(Some records)
┏━━
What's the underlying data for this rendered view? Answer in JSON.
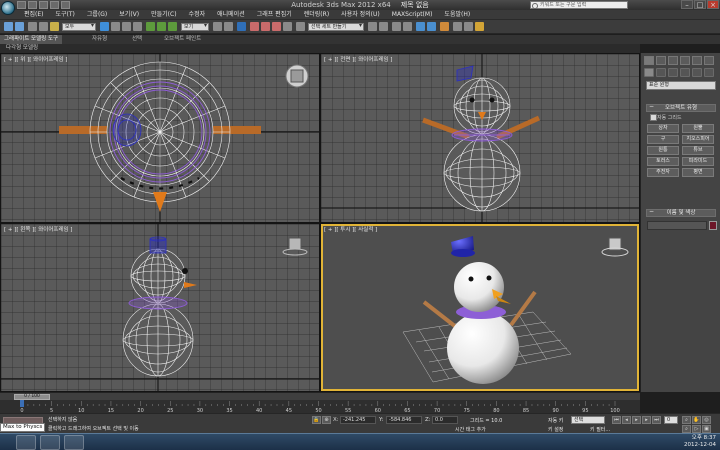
{
  "window": {
    "app_title": "Autodesk 3ds Max  2012 x64",
    "doc_title": "제목 없음",
    "search_placeholder": "키워드 또는 구문 입력",
    "minimize": "–",
    "maximize": "□",
    "close": "×"
  },
  "menu": {
    "items": [
      "편집(E)",
      "도구(T)",
      "그룹(G)",
      "보기(V)",
      "만들기(C)",
      "수정자",
      "애니메이션",
      "그래프 편집기",
      "렌더링(R)",
      "사용자 정의(U)",
      "MAXScript(M)",
      "도움말(H)"
    ]
  },
  "toolbar": {
    "selection_filter": "모두",
    "view_dropdown": "보기",
    "named_selection": "선택 세트 만들기"
  },
  "ribbon": {
    "tabs": [
      "그래파이트 모델링 도구",
      "자유형",
      "선택",
      "오브젝트 페인트"
    ],
    "sub_label": "다각형 모델링"
  },
  "viewports": {
    "top_label": "[ + ][ 위 ][ 와이어프레임 ]",
    "front_label": "[ + ][ 전면 ][ 와이어프레임 ]",
    "left_label": "[ + ][ 왼쪽 ][ 와이어프레임 ]",
    "persp_label": "[ + ][ 투시 ][ 사실적 ]"
  },
  "command_panel": {
    "category": "표준 원형",
    "object_type_header": "오브젝트 유형",
    "autogrid": "자동 그리드",
    "buttons": [
      "상자",
      "원뿔",
      "구",
      "지오스피어",
      "원통",
      "튜브",
      "토러스",
      "피라미드",
      "주전자",
      "평면"
    ],
    "name_color_header": "이름 및 색상"
  },
  "timeline": {
    "frame_display": "0 / 100",
    "ticks": [
      "0",
      "5",
      "10",
      "15",
      "20",
      "25",
      "30",
      "35",
      "40",
      "45",
      "50",
      "55",
      "60",
      "65",
      "70",
      "75",
      "80",
      "85",
      "90",
      "95",
      "100"
    ]
  },
  "status": {
    "selection_info": "선택하지 않음",
    "prompt": "클릭하고 드래그하여 오브젝트 선택 및 이동",
    "x_label": "X:",
    "x_value": "-241.245",
    "y_label": "Y:",
    "y_value": "-584.846",
    "z_label": "Z:",
    "z_value": "0.0",
    "grid": "그리드 = 10.0",
    "auto_key": "자동 키",
    "selected_dropdown": "선택",
    "set_key": "키 설정",
    "key_filters": "키 필터...",
    "add_time_tag": "시간 태그 추가",
    "frame_field": "0"
  },
  "taskbar": {
    "tooltip": "Max to Physcs",
    "clock_time": "오후 8:37",
    "clock_date": "2012-12-04"
  },
  "colors": {
    "viewport_bg": "#5a5a5a",
    "active_border": "#e1b437",
    "wire": "#ffffff",
    "scarf": "#8e5cd6",
    "hat": "#2b2fc2",
    "arms": "#b86a28",
    "nose": "#e07a1b"
  }
}
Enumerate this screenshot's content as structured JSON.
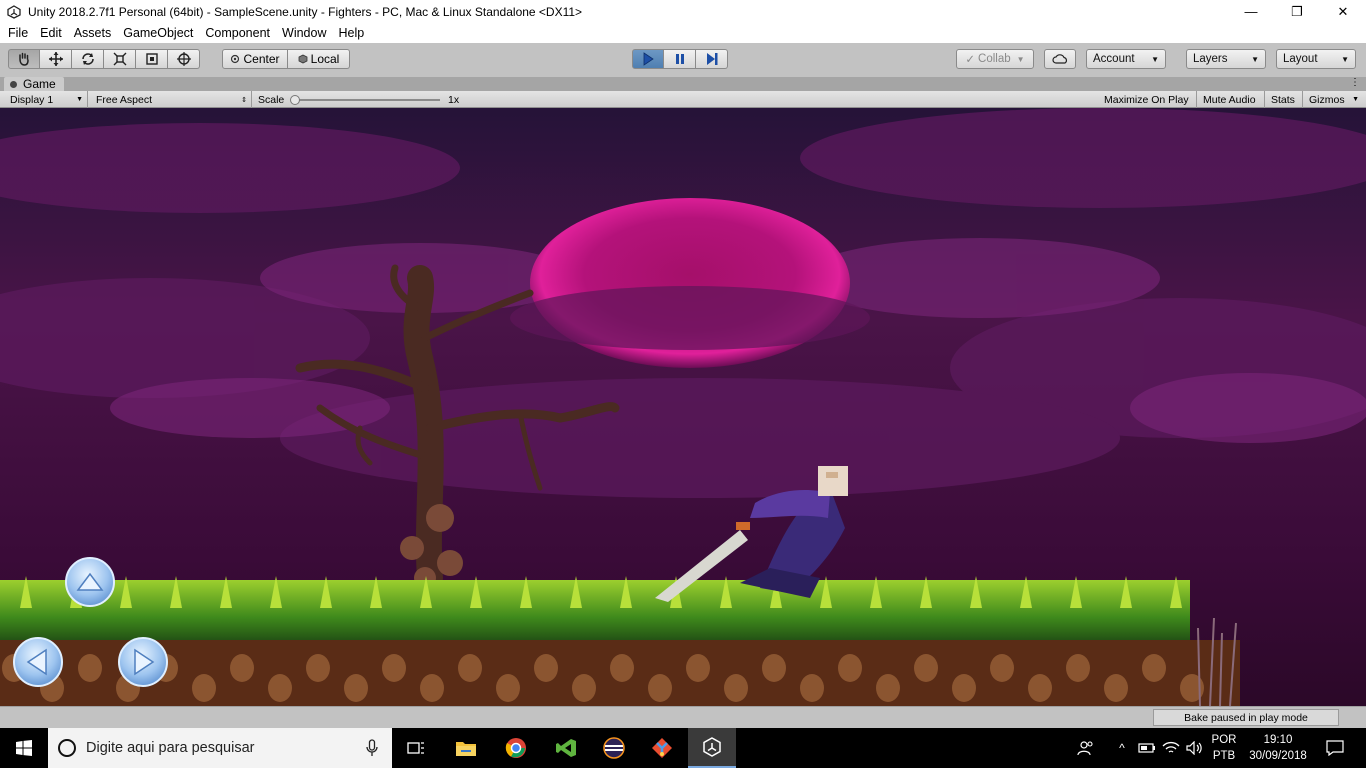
{
  "window": {
    "title": "Unity 2018.2.7f1 Personal (64bit) - SampleScene.unity - Fighters - PC, Mac & Linux Standalone <DX11>",
    "minimize_glyph": "—",
    "maximize_glyph": "❐",
    "close_glyph": "✕"
  },
  "menu": [
    "File",
    "Edit",
    "Assets",
    "GameObject",
    "Component",
    "Window",
    "Help"
  ],
  "toolbar": {
    "tools": [
      "hand-tool-icon",
      "move-tool-icon",
      "rotate-tool-icon",
      "scale-tool-icon",
      "rect-tool-icon",
      "transform-tool-icon"
    ],
    "pivot_label": "Center",
    "space_label": "Local",
    "play_icons": [
      "play-icon",
      "pause-icon",
      "step-icon"
    ],
    "play_state": "playing-paused",
    "collab_label": "Collab",
    "account_label": "Account",
    "layers_label": "Layers",
    "layout_label": "Layout"
  },
  "game_view": {
    "tab_label": "Game",
    "display_label": "Display 1",
    "aspect_label": "Free Aspect",
    "scale_label": "Scale",
    "scale_value": "1x",
    "scale_fraction": 0.0,
    "maximize_label": "Maximize On Play",
    "mute_label": "Mute Audio",
    "stats_label": "Stats",
    "gizmos_label": "Gizmos"
  },
  "touch_controls": [
    "up-arrow-button",
    "left-arrow-button",
    "right-arrow-button"
  ],
  "status": {
    "bake_text": "Bake paused in play mode"
  },
  "taskbar": {
    "search_placeholder": "Digite aqui para pesquisar",
    "apps": [
      "task-view-icon",
      "file-explorer-icon",
      "chrome-icon",
      "visual-studio-icon",
      "eclipse-icon",
      "git-icon",
      "unity-icon"
    ],
    "lang_top": "POR",
    "lang_bottom": "PTB",
    "time": "19:10",
    "date": "30/09/2018"
  },
  "colors": {
    "sky_dark": "#2e0a2c",
    "moon": "#d3128a",
    "grass": "#7fb32a",
    "dirt": "#6b3418",
    "play_active": "#4f7fb1"
  }
}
┗━━
■ **What the task asks**:
Your task is to set down the records shown above exactly, minus any pictures.

■ **Solution to this exercise**:
What's the underlying data for this rendered view? Answer in JSON.
{
  "window": {
    "app_title": "Autodesk 3ds Max  2012 x64",
    "doc_title": "제목 없음",
    "search_placeholder": "키워드 또는 구문 입력",
    "minimize": "–",
    "maximize": "□",
    "close": "×"
  },
  "menu": {
    "items": [
      "편집(E)",
      "도구(T)",
      "그룹(G)",
      "보기(V)",
      "만들기(C)",
      "수정자",
      "애니메이션",
      "그래프 편집기",
      "렌더링(R)",
      "사용자 정의(U)",
      "MAXScript(M)",
      "도움말(H)"
    ]
  },
  "toolbar": {
    "selection_filter": "모두",
    "view_dropdown": "보기",
    "named_selection": "선택 세트 만들기"
  },
  "ribbon": {
    "tabs": [
      "그래파이트 모델링 도구",
      "자유형",
      "선택",
      "오브젝트 페인트"
    ],
    "sub_label": "다각형 모델링"
  },
  "viewports": {
    "top_label": "[ + ][ 위 ][ 와이어프레임 ]",
    "front_label": "[ + ][ 전면 ][ 와이어프레임 ]",
    "left_label": "[ + ][ 왼쪽 ][ 와이어프레임 ]",
    "persp_label": "[ + ][ 투시 ][ 사실적 ]"
  },
  "command_panel": {
    "category": "표준 원형",
    "object_type_header": "오브젝트 유형",
    "autogrid": "자동 그리드",
    "buttons": [
      "상자",
      "원뿔",
      "구",
      "지오스피어",
      "원통",
      "튜브",
      "토러스",
      "피라미드",
      "주전자",
      "평면"
    ],
    "name_color_header": "이름 및 색상"
  },
  "timeline": {
    "frame_display": "0 / 100",
    "ticks": [
      "0",
      "5",
      "10",
      "15",
      "20",
      "25",
      "30",
      "35",
      "40",
      "45",
      "50",
      "55",
      "60",
      "65",
      "70",
      "75",
      "80",
      "85",
      "90",
      "95",
      "100"
    ]
  },
  "status": {
    "selection_info": "선택하지 않음",
    "prompt": "클릭하고 드래그하여 오브젝트 선택 및 이동",
    "x_label": "X:",
    "x_value": "-241.245",
    "y_label": "Y:",
    "y_value": "-584.846",
    "z_label": "Z:",
    "z_value": "0.0",
    "grid": "그리드 = 10.0",
    "auto_key": "자동 키",
    "selected_dropdown": "선택",
    "set_key": "키 설정",
    "key_filters": "키 필터...",
    "add_time_tag": "시간 태그 추가",
    "frame_field": "0"
  },
  "taskbar": {
    "tooltip": "Max to Physcs",
    "clock_time": "오후 8:37",
    "clock_date": "2012-12-04"
  },
  "colors": {
    "viewport_bg": "#5a5a5a",
    "active_border": "#e1b437",
    "wire": "#ffffff",
    "scarf": "#8e5cd6",
    "hat": "#2b2fc2",
    "arms": "#b86a28",
    "nose": "#e07a1b"
  }
}
Enumerate this screenshot's content as structured JSON.
{
  "window": {
    "title": "Unity 2018.2.7f1 Personal (64bit) - SampleScene.unity - Fighters - PC, Mac & Linux Standalone <DX11>",
    "minimize_glyph": "—",
    "maximize_glyph": "❐",
    "close_glyph": "✕"
  },
  "menu": [
    "File",
    "Edit",
    "Assets",
    "GameObject",
    "Component",
    "Window",
    "Help"
  ],
  "toolbar": {
    "tools": [
      "hand-tool-icon",
      "move-tool-icon",
      "rotate-tool-icon",
      "scale-tool-icon",
      "rect-tool-icon",
      "transform-tool-icon"
    ],
    "pivot_label": "Center",
    "space_label": "Local",
    "play_icons": [
      "play-icon",
      "pause-icon",
      "step-icon"
    ],
    "play_state": "playing-paused",
    "collab_label": "Collab",
    "account_label": "Account",
    "layers_label": "Layers",
    "layout_label": "Layout"
  },
  "game_view": {
    "tab_label": "Game",
    "display_label": "Display 1",
    "aspect_label": "Free Aspect",
    "scale_label": "Scale",
    "scale_value": "1x",
    "scale_fraction": 0.0,
    "maximize_label": "Maximize On Play",
    "mute_label": "Mute Audio",
    "stats_label": "Stats",
    "gizmos_label": "Gizmos"
  },
  "touch_controls": [
    "up-arrow-button",
    "left-arrow-button",
    "right-arrow-button"
  ],
  "status": {
    "bake_text": "Bake paused in play mode"
  },
  "taskbar": {
    "search_placeholder": "Digite aqui para pesquisar",
    "apps": [
      "task-view-icon",
      "file-explorer-icon",
      "chrome-icon",
      "visual-studio-icon",
      "eclipse-icon",
      "git-icon",
      "unity-icon"
    ],
    "lang_top": "POR",
    "lang_bottom": "PTB",
    "time": "19:10",
    "date": "30/09/2018"
  },
  "colors": {
    "sky_dark": "#2e0a2c",
    "moon": "#d3128a",
    "grass": "#7fb32a",
    "dirt": "#6b3418",
    "play_active": "#4f7fb1"
  }
}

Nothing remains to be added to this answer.